Exercise goal: Please transcribe the listing below in full and word for word, without its pictures.
▽
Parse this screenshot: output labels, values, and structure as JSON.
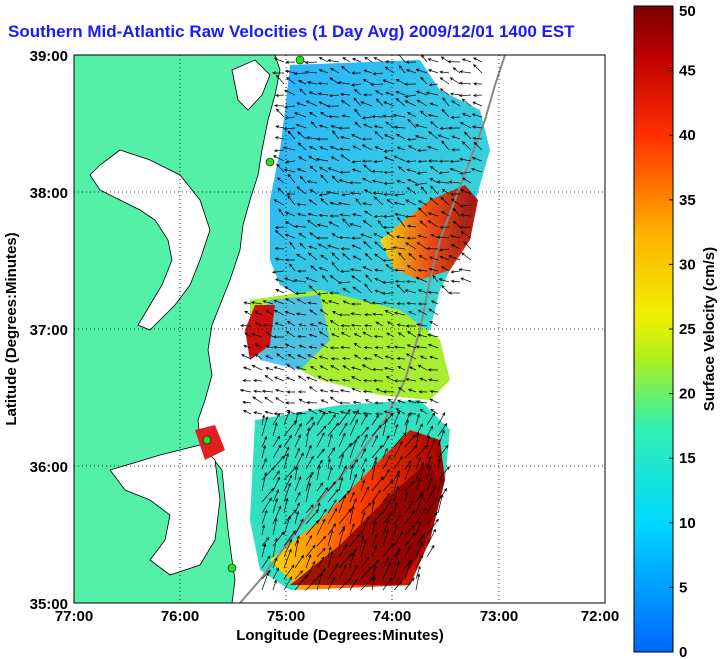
{
  "title": "Southern Mid-Atlantic Raw Velocities (1 Day Avg) 2009/12/01 1400 EST",
  "axes": {
    "xlabel": "Longitude (Degrees:Minutes)",
    "ylabel": "Latitude (Degrees:Minutes)",
    "xticks": [
      "77:00",
      "76:00",
      "75:00",
      "74:00",
      "73:00",
      "72:00"
    ],
    "yticks": [
      "39:00",
      "38:00",
      "37:00",
      "36:00",
      "35:00"
    ]
  },
  "colorbar": {
    "label": "Surface Velocity (cm/s)",
    "ticks": [
      "0",
      "5",
      "10",
      "15",
      "20",
      "25",
      "30",
      "35",
      "40",
      "45",
      "50"
    ],
    "min": 0,
    "max": 50
  },
  "colors": {
    "land": "#55f0a8",
    "title": "#1a1aff",
    "station": "#22dd22"
  }
}
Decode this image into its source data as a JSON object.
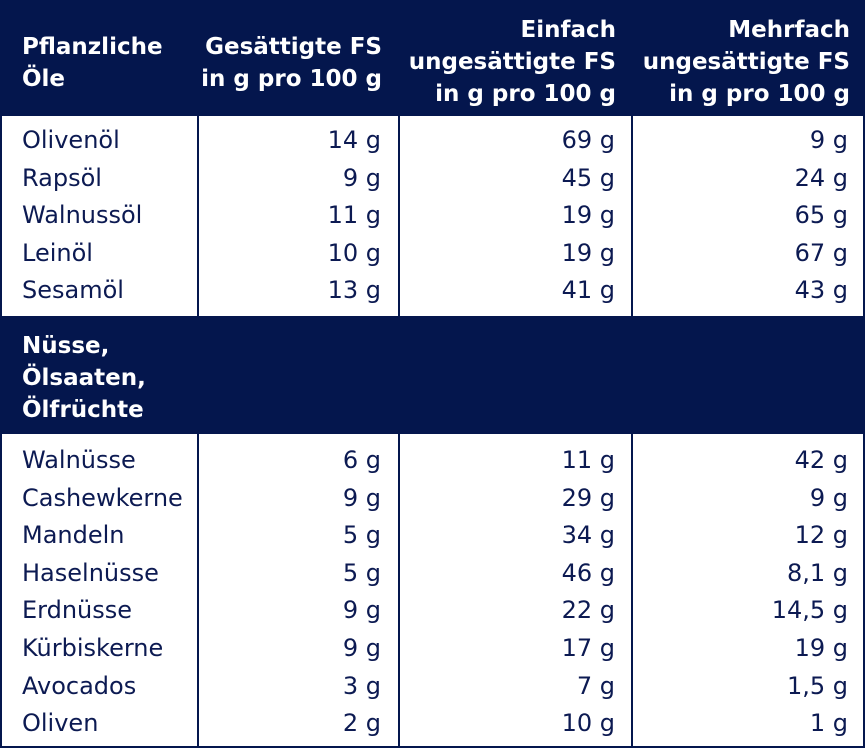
△
Complete output:
Parse this screenshot: output labels, values, and structure as JSON.
{
  "title": "Southern Mid-Atlantic Raw Velocities (1 Day Avg) 2009/12/01 1400 EST",
  "axes": {
    "xlabel": "Longitude (Degrees:Minutes)",
    "ylabel": "Latitude (Degrees:Minutes)",
    "xticks": [
      "77:00",
      "76:00",
      "75:00",
      "74:00",
      "73:00",
      "72:00"
    ],
    "yticks": [
      "39:00",
      "38:00",
      "37:00",
      "36:00",
      "35:00"
    ]
  },
  "colorbar": {
    "label": "Surface Velocity (cm/s)",
    "ticks": [
      "0",
      "5",
      "10",
      "15",
      "20",
      "25",
      "30",
      "35",
      "40",
      "45",
      "50"
    ],
    "min": 0,
    "max": 50
  },
  "colors": {
    "land": "#55f0a8",
    "title": "#1a1aff",
    "station": "#22dd22"
  }
}
Decode this image into its source data as a JSON object.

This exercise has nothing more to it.